### Set task
Which lines in the entries below contain the word "with", matching case exactly? Pick out each one and copy it in full.

====== Data section

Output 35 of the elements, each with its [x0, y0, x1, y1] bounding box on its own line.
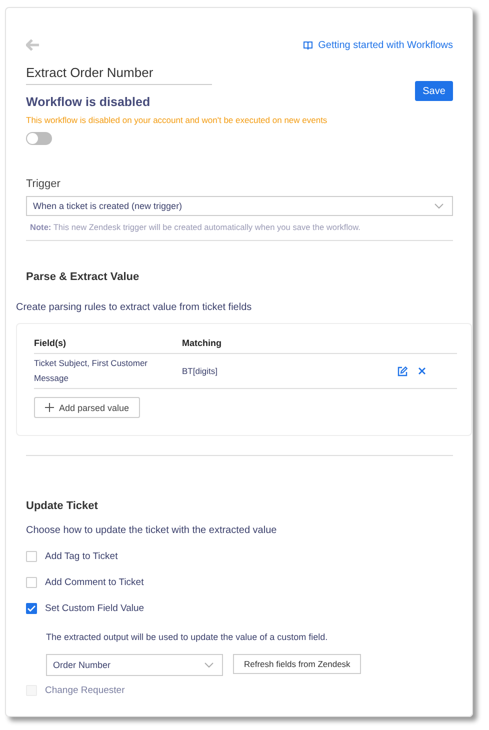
enable-toggle[interactable] [26, 132, 52, 145]
details-text: The extracted output will be used to update the value of a custom field. [46, 632, 329, 642]
checkbox[interactable] [26, 603, 37, 614]
help-link[interactable]: Getting started with Workflows [303, 40, 453, 50]
delete-icon[interactable] [418, 367, 426, 375]
status-message: This workflow is disabled on your account and won't be executed on new events [26, 115, 328, 125]
column-header: Matching [182, 337, 222, 350]
option-label: Add Comment to Ticket [45, 577, 144, 588]
custom-field-select[interactable]: Order Number [46, 654, 223, 676]
table-cell-text: Ticket Subject, First Customer Message [34, 357, 149, 385]
status-title: Workflow is disabled [26, 95, 152, 109]
save-button[interactable]: Save [415, 81, 453, 101]
back-arrow-icon[interactable] [26, 39, 40, 51]
book-icon [303, 40, 314, 50]
section-description: Create parsing rules to extract value from ticket fields [16, 302, 253, 313]
trigger-select[interactable]: When a ticket is created (new trigger) [26, 196, 453, 216]
table-cell-text: BT[digits] [182, 364, 218, 378]
section-description: Choose how to update the ticket with the extracted value [26, 525, 278, 536]
option-label: Set Custom Field Value [45, 603, 144, 614]
chevron-down-icon [204, 662, 214, 668]
checkbox[interactable] [26, 577, 37, 588]
trigger-label: Trigger [26, 178, 62, 190]
column-header: Field(s) [34, 337, 68, 350]
section-title: Update Ticket [26, 500, 99, 512]
plus-icon [45, 403, 54, 412]
chevron-down-icon [434, 203, 444, 209]
option-label: Change Requester [45, 685, 125, 696]
section-title: Parse & Extract Value [26, 271, 140, 283]
edit-icon[interactable] [397, 366, 408, 376]
workflow-name-field[interactable]: Extract Order Number [26, 65, 212, 85]
refresh-button[interactable]: Refresh fields from Zendesk [233, 654, 362, 674]
add-parsed-value-button[interactable]: Add parsed value [34, 397, 140, 418]
checkbox[interactable] [26, 551, 37, 562]
option-label: Add Tag to Ticket [45, 551, 118, 562]
trigger-note: Note: This new Zendesk trigger will be created automatically when you save the workflow. [29, 222, 362, 232]
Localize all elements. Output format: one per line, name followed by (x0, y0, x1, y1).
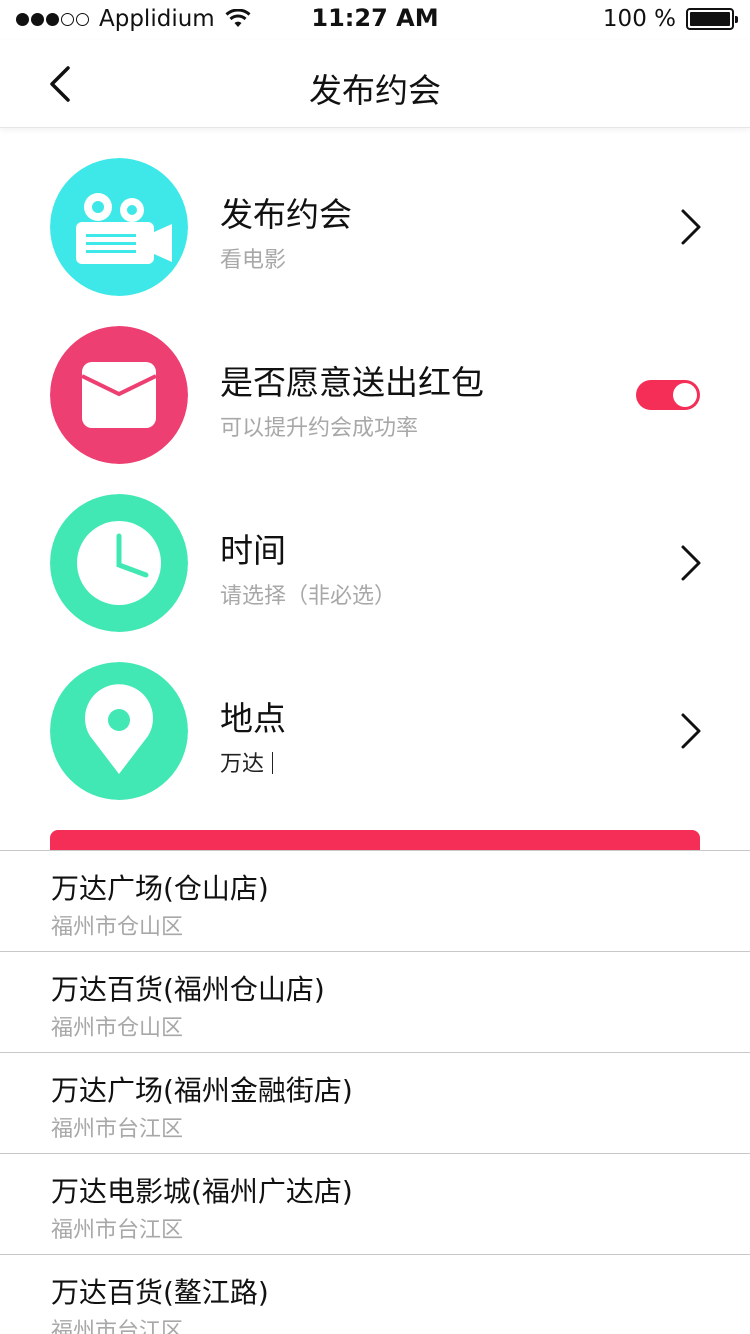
suggestion-item[interactable]: 万达电影城(福州广达店) 福州市台江区 (0, 1154, 750, 1255)
envelope-icon (50, 326, 188, 464)
suggestion-area: 福州市仓山区 (51, 1016, 184, 1041)
row-location[interactable]: 地点 万达 (0, 662, 750, 830)
page-title: 发布约会 (309, 71, 441, 110)
navigation-bar: 发布约会 (0, 40, 750, 128)
suggestion-item[interactable]: 万达广场(福州金融街店) 福州市台江区 (0, 1053, 750, 1154)
suggestion-item[interactable]: 万达百货(鳌江路) 福州市台江区 (0, 1255, 750, 1334)
suggestion-area: 福州市台江区 (51, 1117, 184, 1142)
location-suggestions: 万达广场(仓山店) 福州市仓山区 万达百货(福州仓山店) 福州市仓山区 万达广场… (0, 850, 750, 1334)
suggestion-name: 万达广场(福州金融街店) (51, 1074, 353, 1107)
row-time[interactable]: 时间 请选择（非必选） (0, 494, 750, 662)
status-bar: Applidium 11:27 AM 100 % (0, 0, 750, 40)
row-subtitle: 看电影 (220, 248, 287, 273)
row-subtitle: 请选择（非必选） (220, 584, 397, 609)
suggestion-area: 福州市台江区 (51, 1319, 184, 1334)
row-subtitle: 可以提升约会成功率 (220, 416, 419, 441)
battery-icon (686, 8, 738, 30)
chevron-right-icon (681, 545, 701, 581)
suggestion-name: 万达百货(福州仓山店) (51, 973, 325, 1006)
toggle-knob (673, 383, 697, 407)
suggestion-name: 万达广场(仓山店) (51, 872, 269, 905)
red-packet-toggle[interactable] (636, 380, 700, 410)
text-cursor (272, 752, 274, 774)
suggestion-area: 福州市台江区 (51, 1218, 184, 1243)
suggestion-name: 万达电影城(福州广达店) (51, 1175, 353, 1208)
chevron-right-icon (681, 713, 701, 749)
row-title: 是否愿意送出红包 (220, 363, 484, 402)
suggestion-item[interactable]: 万达百货(福州仓山店) 福州市仓山区 (0, 952, 750, 1053)
suggestion-name: 万达百货(鳌江路) (51, 1276, 269, 1309)
location-pin-icon (50, 662, 188, 800)
row-title: 发布约会 (220, 195, 352, 234)
chevron-right-icon (681, 209, 701, 245)
movie-camera-icon (50, 158, 188, 296)
suggestion-area: 福州市仓山区 (51, 915, 184, 940)
location-input-value: 万达 (220, 752, 265, 777)
row-title: 地点 (220, 699, 286, 738)
location-input[interactable]: 万达 (220, 746, 274, 778)
row-title: 时间 (220, 531, 286, 570)
row-activity[interactable]: 发布约会 看电影 (0, 158, 750, 326)
suggestion-item[interactable]: 万达广场(仓山店) 福州市仓山区 (0, 851, 750, 952)
status-right: 100 % (602, 6, 738, 32)
clock-icon (50, 494, 188, 632)
row-red-packet: 是否愿意送出红包 可以提升约会成功率 (0, 326, 750, 494)
battery-percent: 100 % (602, 6, 676, 32)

============

### Solution to the problem
Output 35 of the elements, each with its [x0, y0, x1, y1] bounding box on its own line.
help-link[interactable]: Getting started with Workflows [303, 40, 453, 50]
section-description: Choose how to update the ticket with the extracted value [26, 525, 278, 536]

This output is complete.